• Material
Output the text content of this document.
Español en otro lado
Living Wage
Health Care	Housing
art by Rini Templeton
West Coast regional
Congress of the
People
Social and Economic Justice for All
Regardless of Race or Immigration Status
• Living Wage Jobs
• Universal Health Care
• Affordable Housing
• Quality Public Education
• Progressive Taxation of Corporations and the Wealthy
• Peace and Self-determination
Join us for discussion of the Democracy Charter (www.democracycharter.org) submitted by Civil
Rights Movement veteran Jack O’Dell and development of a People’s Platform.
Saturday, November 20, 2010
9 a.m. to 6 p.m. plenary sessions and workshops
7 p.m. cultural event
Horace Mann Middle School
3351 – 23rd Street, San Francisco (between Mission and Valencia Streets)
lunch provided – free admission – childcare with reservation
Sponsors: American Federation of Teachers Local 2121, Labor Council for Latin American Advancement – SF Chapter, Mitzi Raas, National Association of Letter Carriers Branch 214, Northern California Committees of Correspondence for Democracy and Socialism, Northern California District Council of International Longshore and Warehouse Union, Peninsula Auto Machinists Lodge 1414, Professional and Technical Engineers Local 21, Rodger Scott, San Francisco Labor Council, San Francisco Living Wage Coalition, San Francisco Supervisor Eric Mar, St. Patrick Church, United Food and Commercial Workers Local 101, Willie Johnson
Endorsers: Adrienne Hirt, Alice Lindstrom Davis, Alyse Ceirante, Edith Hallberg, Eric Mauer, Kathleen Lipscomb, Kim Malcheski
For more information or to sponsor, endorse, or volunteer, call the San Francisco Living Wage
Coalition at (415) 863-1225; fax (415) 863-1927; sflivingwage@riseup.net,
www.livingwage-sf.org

• Exercise directions
Each entry above needs to be retyped exactly.

• Task answer
Output the text content of this document.
Español en otro lado
Living Wage
Health Care	Housing
art by Rini Templeton
West Coast regional
Congress of the
People
Social and Economic Justice for All
Regardless of Race or Immigration Status
• Living Wage Jobs
• Universal Health Care
• Affordable Housing
• Quality Public Education
• Progressive Taxation of Corporations and the Wealthy
• Peace and Self-determination
Join us for discussion of the Democracy Charter (www.democracycharter.org) submitted by Civil
Rights Movement veteran Jack O’Dell and development of a People’s Platform.
Saturday, November 20, 2010
9 a.m. to 6 p.m. plenary sessions and workshops
7 p.m. cultural event
Horace Mann Middle School
3351 – 23rd Street, San Francisco (between Mission and Valencia Streets)
lunch provided – free admission – childcare with reservation
Sponsors: American Federation of Teachers Local 2121, Labor Council for Latin American Advancement – SF Chapter, Mitzi Raas, National Association of Letter Carriers Branch 214, Northern California Committees of Correspondence for Democracy and Socialism, Northern California District Council of International Longshore and Warehouse Union, Peninsula Auto Machinists Lodge 1414, Professional and Technical Engineers Local 21, Rodger Scott, San Francisco Labor Council, San Francisco Living Wage Coalition, San Francisco Supervisor Eric Mar, St. Patrick Church, United Food and Commercial Workers Local 101, Willie Johnson
Endorsers: Adrienne Hirt, Alice Lindstrom Davis, Alyse Ceirante, Edith Hallberg, Eric Mauer, Kathleen Lipscomb, Kim Malcheski
For more information or to sponsor, endorse, or volunteer, call the San Francisco Living Wage
Coalition at (415) 863-1225; fax (415) 863-1927; sflivingwage@riseup.net,
www.livingwage-sf.org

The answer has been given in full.